_GIVEN REQUEST_:
In the listing below, pick out lines with "source".

_DATA FOR PROCESSING_:
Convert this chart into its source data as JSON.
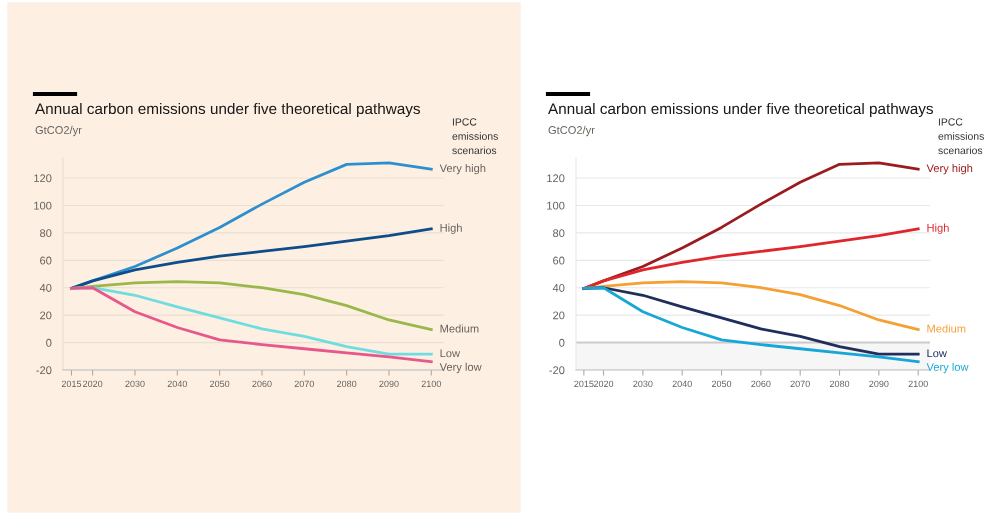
{
  "chart_data": [
    {
      "type": "line",
      "title": "Annual carbon emissions under five theoretical pathways",
      "ylabel": "GtCO2/yr",
      "legend_title": "IPCC emissions scenarios",
      "x": [
        2015,
        2020,
        2030,
        2040,
        2050,
        2060,
        2070,
        2080,
        2090,
        2100
      ],
      "series": [
        {
          "name": "Very high",
          "color": "#2e8fcf",
          "values": [
            39.5,
            45,
            55.5,
            69,
            84,
            101,
            117,
            130,
            131,
            126.5
          ]
        },
        {
          "name": "High",
          "color": "#0f4c8a",
          "values": [
            39.5,
            45,
            53,
            58.5,
            63,
            66.5,
            70,
            74,
            78,
            83
          ]
        },
        {
          "name": "Medium",
          "color": "#9ab84a",
          "values": [
            39.5,
            41,
            43.5,
            44.5,
            43.5,
            40,
            35,
            27,
            16.5,
            9.5
          ]
        },
        {
          "name": "Low",
          "color": "#6fdde0",
          "values": [
            39.5,
            40,
            34.5,
            26,
            18,
            10,
            4.5,
            -3,
            -8.5,
            -8.5
          ]
        },
        {
          "name": "Very low",
          "color": "#e8578b",
          "values": [
            39.5,
            40,
            22.5,
            11,
            2,
            -1.5,
            -4.5,
            -7.5,
            -10.5,
            -14
          ]
        }
      ],
      "xlim": [
        2013,
        2103
      ],
      "xticks": [
        2015,
        2020,
        2030,
        2040,
        2050,
        2060,
        2070,
        2080,
        2090,
        2100
      ],
      "ylim": [
        -20,
        135
      ],
      "yticks": [
        -20,
        0,
        20,
        40,
        60,
        80,
        100,
        120
      ],
      "grid": "y",
      "legend": "right",
      "marker": "none",
      "line_style": "solid"
    },
    {
      "type": "line",
      "title": "Annual carbon emissions under five theoretical pathways",
      "ylabel": "GtCO2/yr",
      "legend_title": "IPCC emissions scenarios",
      "x": [
        2015,
        2020,
        2030,
        2040,
        2050,
        2060,
        2070,
        2080,
        2090,
        2100
      ],
      "series": [
        {
          "name": "Very high",
          "color": "#9b1b1e",
          "values": [
            39.5,
            45,
            55.5,
            69,
            84,
            101,
            117,
            130,
            131,
            126.5
          ]
        },
        {
          "name": "High",
          "color": "#e0252b",
          "values": [
            39.5,
            45,
            53,
            58.5,
            63,
            66.5,
            70,
            74,
            78,
            83
          ]
        },
        {
          "name": "Medium",
          "color": "#f5a033",
          "values": [
            39.5,
            41,
            43.5,
            44.5,
            43.5,
            40,
            35,
            27,
            16.5,
            9.5
          ]
        },
        {
          "name": "Low",
          "color": "#1f2e5a",
          "values": [
            39.5,
            40,
            34.5,
            26,
            18,
            10,
            4.5,
            -3,
            -8.5,
            -8.5
          ]
        },
        {
          "name": "Very low",
          "color": "#16a7d8",
          "values": [
            39.5,
            40,
            22.5,
            11,
            2,
            -1.5,
            -4.5,
            -7.5,
            -10.5,
            -14
          ]
        }
      ],
      "xlim": [
        2013,
        2103
      ],
      "xticks": [
        2015,
        2020,
        2030,
        2040,
        2050,
        2060,
        2070,
        2080,
        2090,
        2100
      ],
      "ylim": [
        -20,
        135
      ],
      "yticks": [
        -20,
        0,
        20,
        40,
        60,
        80,
        100,
        120
      ],
      "grid": "y",
      "legend": "right",
      "marker": "none",
      "line_style": "solid",
      "bands": [
        {
          "axis": "y",
          "from": -20,
          "to": 0,
          "color": "#f6f6f6"
        }
      ],
      "ref_lines": [
        {
          "axis": "y",
          "value": 0,
          "color": "#cccccc"
        }
      ]
    }
  ]
}
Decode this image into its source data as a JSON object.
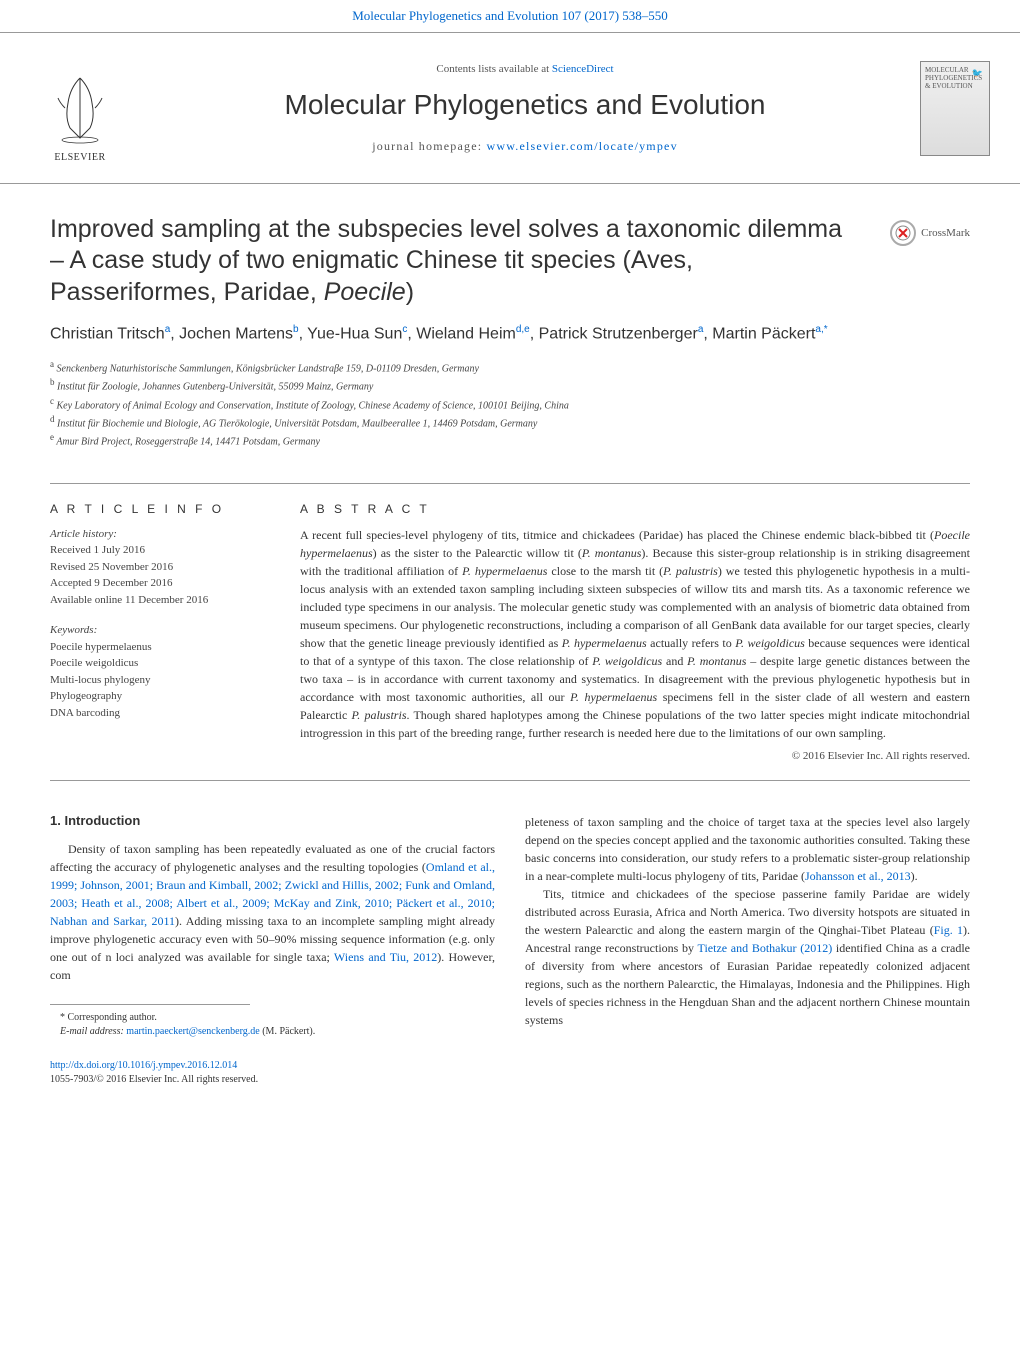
{
  "header": {
    "citation": "Molecular Phylogenetics and Evolution 107 (2017) 538–550",
    "contents_prefix": "Contents lists available at ",
    "contents_link": "ScienceDirect",
    "journal_title": "Molecular Phylogenetics and Evolution",
    "homepage_prefix": "journal homepage: ",
    "homepage_link": "www.elsevier.com/locate/ympev",
    "publisher_name": "ELSEVIER",
    "cover_label": "MOLECULAR PHYLOGENETICS & EVOLUTION"
  },
  "crossmark": {
    "label": "CrossMark"
  },
  "article": {
    "title_pre": "Improved sampling at the subspecies level solves a taxonomic dilemma – A case study of two enigmatic Chinese tit species (Aves, Passeriformes, Paridae, ",
    "title_italic": "Poecile",
    "title_post": ")",
    "authors_html": "Christian Tritsch<sup>a</sup>, Jochen Martens<sup>b</sup>, Yue-Hua Sun<sup>c</sup>, Wieland Heim<sup>d,e</sup>, Patrick Strutzenberger<sup>a</sup>, Martin Päckert<sup>a,*</sup>",
    "affiliations": [
      {
        "sup": "a",
        "text": "Senckenberg Naturhistorische Sammlungen, Königsbrücker Landstraβe 159, D-01109 Dresden, Germany"
      },
      {
        "sup": "b",
        "text": "Institut für Zoologie, Johannes Gutenberg-Universität, 55099 Mainz, Germany"
      },
      {
        "sup": "c",
        "text": "Key Laboratory of Animal Ecology and Conservation, Institute of Zoology, Chinese Academy of Science, 100101 Beijing, China"
      },
      {
        "sup": "d",
        "text": "Institut für Biochemie und Biologie, AG Tierökologie, Universität Potsdam, Maulbeerallee 1, 14469 Potsdam, Germany"
      },
      {
        "sup": "e",
        "text": "Amur Bird Project, Roseggerstraβe 14, 14471 Potsdam, Germany"
      }
    ]
  },
  "info": {
    "heading": "A R T I C L E   I N F O",
    "history_label": "Article history:",
    "history": [
      "Received 1 July 2016",
      "Revised 25 November 2016",
      "Accepted 9 December 2016",
      "Available online 11 December 2016"
    ],
    "keywords_label": "Keywords:",
    "keywords": [
      "Poecile hypermelaenus",
      "Poecile weigoldicus",
      "Multi-locus phylogeny",
      "Phylogeography",
      "DNA barcoding"
    ]
  },
  "abstract": {
    "heading": "A B S T R A C T",
    "text": "A recent full species-level phylogeny of tits, titmice and chickadees (Paridae) has placed the Chinese endemic black-bibbed tit (Poecile hypermelaenus) as the sister to the Palearctic willow tit (P. montanus). Because this sister-group relationship is in striking disagreement with the traditional affiliation of P. hypermelaenus close to the marsh tit (P. palustris) we tested this phylogenetic hypothesis in a multi-locus analysis with an extended taxon sampling including sixteen subspecies of willow tits and marsh tits. As a taxonomic reference we included type specimens in our analysis. The molecular genetic study was complemented with an analysis of biometric data obtained from museum specimens. Our phylogenetic reconstructions, including a comparison of all GenBank data available for our target species, clearly show that the genetic lineage previously identified as P. hypermelaenus actually refers to P. weigoldicus because sequences were identical to that of a syntype of this taxon. The close relationship of P. weigoldicus and P. montanus – despite large genetic distances between the two taxa – is in accordance with current taxonomy and systematics. In disagreement with the previous phylogenetic hypothesis but in accordance with most taxonomic authorities, all our P. hypermelaenus specimens fell in the sister clade of all western and eastern Palearctic P. palustris. Though shared haplotypes among the Chinese populations of the two latter species might indicate mitochondrial introgression in this part of the breeding range, further research is needed here due to the limitations of our own sampling.",
    "copyright": "© 2016 Elsevier Inc. All rights reserved."
  },
  "body": {
    "section_number": "1.",
    "section_title": "Introduction",
    "para1_pre": "Density of taxon sampling has been repeatedly evaluated as one of the crucial factors affecting the accuracy of phylogenetic analyses and the resulting topologies (",
    "para1_link1": "Omland et al., 1999; Johnson, 2001; Braun and Kimball, 2002; Zwickl and Hillis, 2002; Funk and Omland, 2003; Heath et al., 2008; Albert et al., 2009; McKay and Zink, 2010; Päckert et al., 2010; Nabhan and Sarkar, 2011",
    "para1_mid1": "). Adding missing taxa to an incomplete sampling might already improve phylogenetic accuracy even with 50–90% missing sequence information (e.g. only one out of n loci analyzed was available for single taxa; ",
    "para1_link2": "Wiens and Tiu, 2012",
    "para1_post": "). However, com",
    "para1_cont": "pleteness of taxon sampling and the choice of target taxa at the species level also largely depend on the species concept applied and the taxonomic authorities consulted. Taking these basic concerns into consideration, our study refers to a problematic sister-group relationship in a near-complete multi-locus phylogeny of tits, Paridae (",
    "para1_cont_link": "Johansson et al., 2013",
    "para1_cont_post": ").",
    "para2_pre": "Tits, titmice and chickadees of the speciose passerine family Paridae are widely distributed across Eurasia, Africa and North America. Two diversity hotspots are situated in the western Palearctic and along the eastern margin of the Qinghai-Tibet Plateau (",
    "para2_link1": "Fig. 1",
    "para2_mid1": "). Ancestral range reconstructions by ",
    "para2_link2": "Tietze and Bothakur (2012)",
    "para2_mid2": " identified China as a cradle of diversity from where ancestors of Eurasian Paridae repeatedly colonized adjacent regions, such as the northern Palearctic, the Himalayas, Indonesia and the Philippines. High levels of species richness in the Hengduan Shan and the adjacent northern Chinese mountain systems"
  },
  "footnote": {
    "corresponding": "* Corresponding author.",
    "email_label": "E-mail address: ",
    "email": "martin.paeckert@senckenberg.de",
    "email_suffix": " (M. Päckert)."
  },
  "footer": {
    "doi": "http://dx.doi.org/10.1016/j.ympev.2016.12.014",
    "issn": "1055-7903/© 2016 Elsevier Inc. All rights reserved."
  },
  "colors": {
    "link": "#0066cc",
    "text": "#333333",
    "muted": "#555555",
    "rule": "#999999"
  }
}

_THE SOLUTION_:
Convert this chart into its source data as JSON.
Decode this image into its source data as a JSON object.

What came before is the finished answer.